▶ [Set task]: Type out the data exactly as given. Skip any image.

(Collected data)
========================

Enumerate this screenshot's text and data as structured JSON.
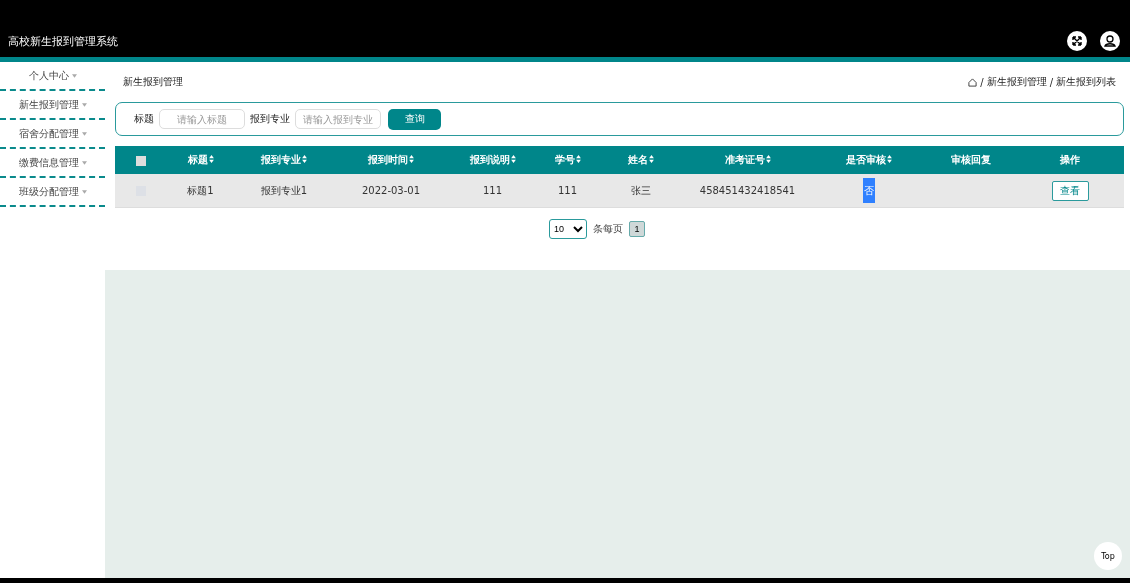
{
  "header": {
    "title": "高校新生报到管理系统"
  },
  "sidebar": {
    "items": [
      {
        "label": "个人中心",
        "selected": false
      },
      {
        "label": "新生报到管理",
        "selected": false
      },
      {
        "label": "宿舍分配管理",
        "selected": false
      },
      {
        "label": "缴费信息管理",
        "selected": false
      },
      {
        "label": "班级分配管理",
        "selected": false
      }
    ]
  },
  "page_title": "新生报到管理",
  "breadcrumb": [
    {
      "separator": "/",
      "label": "新生报到管理"
    },
    {
      "separator": "/",
      "label": "新生报到列表"
    }
  ],
  "search": {
    "fields": [
      {
        "label": "标题",
        "placeholder": "请输入标题"
      },
      {
        "label": "报到专业",
        "placeholder": "请输入报到专业"
      }
    ],
    "button": "查询"
  },
  "table": {
    "select_all_checked": false,
    "columns": [
      {
        "label": "标题",
        "sortable": true
      },
      {
        "label": "报到专业",
        "sortable": true
      },
      {
        "label": "报到时间",
        "sortable": true
      },
      {
        "label": "报到说明",
        "sortable": true
      },
      {
        "label": "学号",
        "sortable": true
      },
      {
        "label": "姓名",
        "sortable": true
      },
      {
        "label": "准考证号",
        "sortable": true
      },
      {
        "label": "是否审核",
        "sortable": true
      },
      {
        "label": "审核回复",
        "sortable": false
      },
      {
        "label": "操作",
        "sortable": false
      }
    ],
    "rows": [
      {
        "checked": false,
        "cells": [
          "标题1",
          "报到专业1",
          "2022-03-01",
          "111",
          "111",
          "张三",
          "458451432418541"
        ],
        "review": {
          "text": "否",
          "selected": true
        },
        "action": "查看"
      }
    ]
  },
  "pagination": {
    "page_size": "10",
    "per_page_label": "条每页",
    "pages": [
      {
        "label": "1",
        "selected": true
      }
    ]
  },
  "top_button": "Top"
}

========================

▶ [Task solution]:
Enumerate this screenshot's text and data as structured JSON.
{
  "header": {
    "title": "高校新生报到管理系统"
  },
  "sidebar": {
    "items": [
      {
        "label": "个人中心",
        "selected": false
      },
      {
        "label": "新生报到管理",
        "selected": false
      },
      {
        "label": "宿舍分配管理",
        "selected": false
      },
      {
        "label": "缴费信息管理",
        "selected": false
      },
      {
        "label": "班级分配管理",
        "selected": false
      }
    ]
  },
  "page_title": "新生报到管理",
  "breadcrumb": [
    {
      "separator": "/",
      "label": "新生报到管理"
    },
    {
      "separator": "/",
      "label": "新生报到列表"
    }
  ],
  "search": {
    "fields": [
      {
        "label": "标题",
        "placeholder": "请输入标题"
      },
      {
        "label": "报到专业",
        "placeholder": "请输入报到专业"
      }
    ],
    "button": "查询"
  },
  "table": {
    "select_all_checked": false,
    "columns": [
      {
        "label": "标题",
        "sortable": true
      },
      {
        "label": "报到专业",
        "sortable": true
      },
      {
        "label": "报到时间",
        "sortable": true
      },
      {
        "label": "报到说明",
        "sortable": true
      },
      {
        "label": "学号",
        "sortable": true
      },
      {
        "label": "姓名",
        "sortable": true
      },
      {
        "label": "准考证号",
        "sortable": true
      },
      {
        "label": "是否审核",
        "sortable": true
      },
      {
        "label": "审核回复",
        "sortable": false
      },
      {
        "label": "操作",
        "sortable": false
      }
    ],
    "rows": [
      {
        "checked": false,
        "cells": [
          "标题1",
          "报到专业1",
          "2022-03-01",
          "111",
          "111",
          "张三",
          "458451432418541"
        ],
        "review": {
          "text": "否",
          "selected": true
        },
        "action": "查看"
      }
    ]
  },
  "pagination": {
    "page_size": "10",
    "per_page_label": "条每页",
    "pages": [
      {
        "label": "1",
        "selected": true
      }
    ]
  },
  "top_button": "Top"
}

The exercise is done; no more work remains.